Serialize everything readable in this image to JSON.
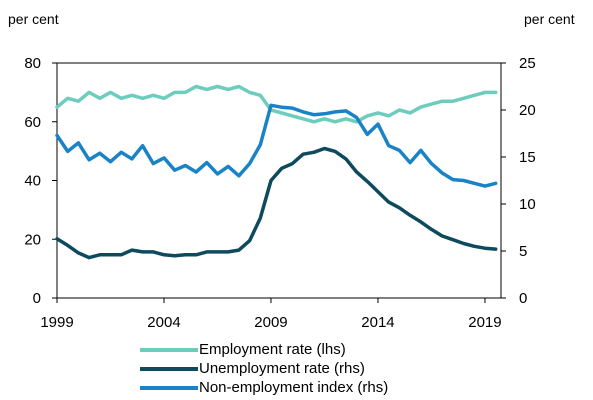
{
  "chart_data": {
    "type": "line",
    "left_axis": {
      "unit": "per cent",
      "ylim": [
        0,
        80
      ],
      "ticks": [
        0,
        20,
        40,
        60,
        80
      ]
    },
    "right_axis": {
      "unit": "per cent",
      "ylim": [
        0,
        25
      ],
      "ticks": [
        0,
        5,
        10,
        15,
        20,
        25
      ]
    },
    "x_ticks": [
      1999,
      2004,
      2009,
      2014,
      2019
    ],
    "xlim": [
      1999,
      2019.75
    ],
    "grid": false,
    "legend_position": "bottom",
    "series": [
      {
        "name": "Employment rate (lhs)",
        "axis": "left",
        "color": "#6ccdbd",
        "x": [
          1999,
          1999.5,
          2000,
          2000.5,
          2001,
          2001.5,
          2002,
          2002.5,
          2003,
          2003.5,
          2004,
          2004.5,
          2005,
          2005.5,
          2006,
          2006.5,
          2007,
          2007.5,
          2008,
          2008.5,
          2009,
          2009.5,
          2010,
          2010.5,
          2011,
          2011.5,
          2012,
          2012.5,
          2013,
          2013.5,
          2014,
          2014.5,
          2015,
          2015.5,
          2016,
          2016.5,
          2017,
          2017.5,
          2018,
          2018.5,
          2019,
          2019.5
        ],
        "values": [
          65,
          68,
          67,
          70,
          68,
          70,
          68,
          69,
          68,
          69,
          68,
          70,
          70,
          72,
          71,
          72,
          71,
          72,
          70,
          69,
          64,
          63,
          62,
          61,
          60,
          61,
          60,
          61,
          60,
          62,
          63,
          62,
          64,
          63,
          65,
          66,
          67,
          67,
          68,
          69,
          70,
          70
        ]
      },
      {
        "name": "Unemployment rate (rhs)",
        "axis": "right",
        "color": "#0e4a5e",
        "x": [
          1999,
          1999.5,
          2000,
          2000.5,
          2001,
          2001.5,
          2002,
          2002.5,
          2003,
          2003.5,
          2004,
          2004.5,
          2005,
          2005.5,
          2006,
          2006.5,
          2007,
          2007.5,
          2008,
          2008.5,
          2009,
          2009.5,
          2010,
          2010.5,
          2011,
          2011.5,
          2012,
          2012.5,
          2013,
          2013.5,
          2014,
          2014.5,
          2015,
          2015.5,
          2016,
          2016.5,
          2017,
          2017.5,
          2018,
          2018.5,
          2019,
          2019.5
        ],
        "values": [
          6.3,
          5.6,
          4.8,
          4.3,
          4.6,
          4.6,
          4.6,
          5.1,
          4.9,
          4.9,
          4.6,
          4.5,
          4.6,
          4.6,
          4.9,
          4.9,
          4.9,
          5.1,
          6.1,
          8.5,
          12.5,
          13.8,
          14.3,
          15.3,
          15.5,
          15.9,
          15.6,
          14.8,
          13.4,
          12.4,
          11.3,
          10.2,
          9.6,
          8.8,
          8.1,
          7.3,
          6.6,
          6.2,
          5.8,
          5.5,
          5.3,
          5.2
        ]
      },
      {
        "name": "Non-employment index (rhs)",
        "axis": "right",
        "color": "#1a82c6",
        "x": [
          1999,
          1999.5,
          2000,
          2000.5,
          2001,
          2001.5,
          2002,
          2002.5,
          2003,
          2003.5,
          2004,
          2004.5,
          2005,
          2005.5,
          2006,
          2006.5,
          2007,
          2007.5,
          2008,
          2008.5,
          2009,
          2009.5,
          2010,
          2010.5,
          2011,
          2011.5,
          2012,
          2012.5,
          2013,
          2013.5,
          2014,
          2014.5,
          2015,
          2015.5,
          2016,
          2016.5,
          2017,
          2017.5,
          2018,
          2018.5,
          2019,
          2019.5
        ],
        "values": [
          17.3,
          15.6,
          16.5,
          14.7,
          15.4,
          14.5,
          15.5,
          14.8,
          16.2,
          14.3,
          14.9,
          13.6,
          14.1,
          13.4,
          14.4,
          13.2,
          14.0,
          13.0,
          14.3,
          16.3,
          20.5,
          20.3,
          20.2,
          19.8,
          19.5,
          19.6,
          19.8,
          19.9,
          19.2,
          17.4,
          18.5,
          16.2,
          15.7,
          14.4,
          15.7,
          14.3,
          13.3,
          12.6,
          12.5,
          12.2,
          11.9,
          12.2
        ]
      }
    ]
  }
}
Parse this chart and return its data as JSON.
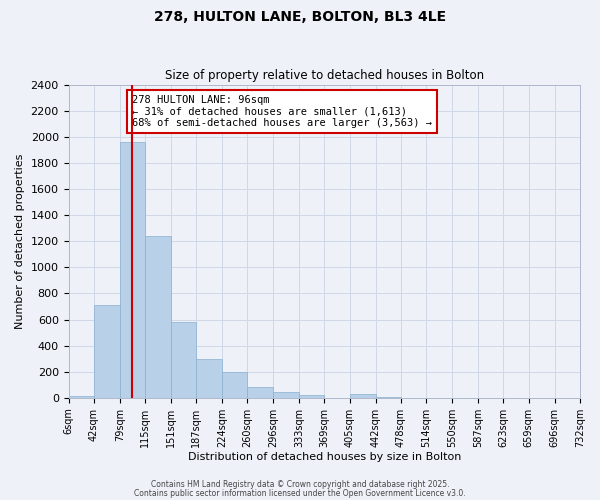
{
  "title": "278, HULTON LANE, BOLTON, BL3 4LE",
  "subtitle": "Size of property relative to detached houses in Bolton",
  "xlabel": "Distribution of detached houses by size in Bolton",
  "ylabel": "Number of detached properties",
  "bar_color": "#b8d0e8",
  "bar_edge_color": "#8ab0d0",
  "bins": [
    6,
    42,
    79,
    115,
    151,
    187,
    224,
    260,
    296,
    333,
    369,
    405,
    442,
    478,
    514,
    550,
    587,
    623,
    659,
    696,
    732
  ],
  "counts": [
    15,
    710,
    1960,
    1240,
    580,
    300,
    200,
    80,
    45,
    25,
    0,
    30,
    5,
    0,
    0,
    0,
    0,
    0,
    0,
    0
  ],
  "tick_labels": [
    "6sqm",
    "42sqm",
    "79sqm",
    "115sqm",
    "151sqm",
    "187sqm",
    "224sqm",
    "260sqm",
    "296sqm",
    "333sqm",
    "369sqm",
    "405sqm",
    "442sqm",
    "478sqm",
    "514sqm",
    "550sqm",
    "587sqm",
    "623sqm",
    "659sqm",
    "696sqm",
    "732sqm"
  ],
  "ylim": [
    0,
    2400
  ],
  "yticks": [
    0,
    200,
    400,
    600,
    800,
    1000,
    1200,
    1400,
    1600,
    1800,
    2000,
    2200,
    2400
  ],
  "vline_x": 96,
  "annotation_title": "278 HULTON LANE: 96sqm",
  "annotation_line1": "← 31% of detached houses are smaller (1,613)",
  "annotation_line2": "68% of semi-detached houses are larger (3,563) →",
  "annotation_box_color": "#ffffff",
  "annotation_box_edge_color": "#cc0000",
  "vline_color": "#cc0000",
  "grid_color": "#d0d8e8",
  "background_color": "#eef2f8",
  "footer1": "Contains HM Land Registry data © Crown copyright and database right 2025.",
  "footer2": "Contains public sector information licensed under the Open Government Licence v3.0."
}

* [Required work] In the material above, find each line that contains the word "LANE", and select it.

* [Output]
  "title": "278, HULTON LANE, BOLTON, BL3 4LE",
  "annotation_title": "278 HULTON LANE: 96sqm",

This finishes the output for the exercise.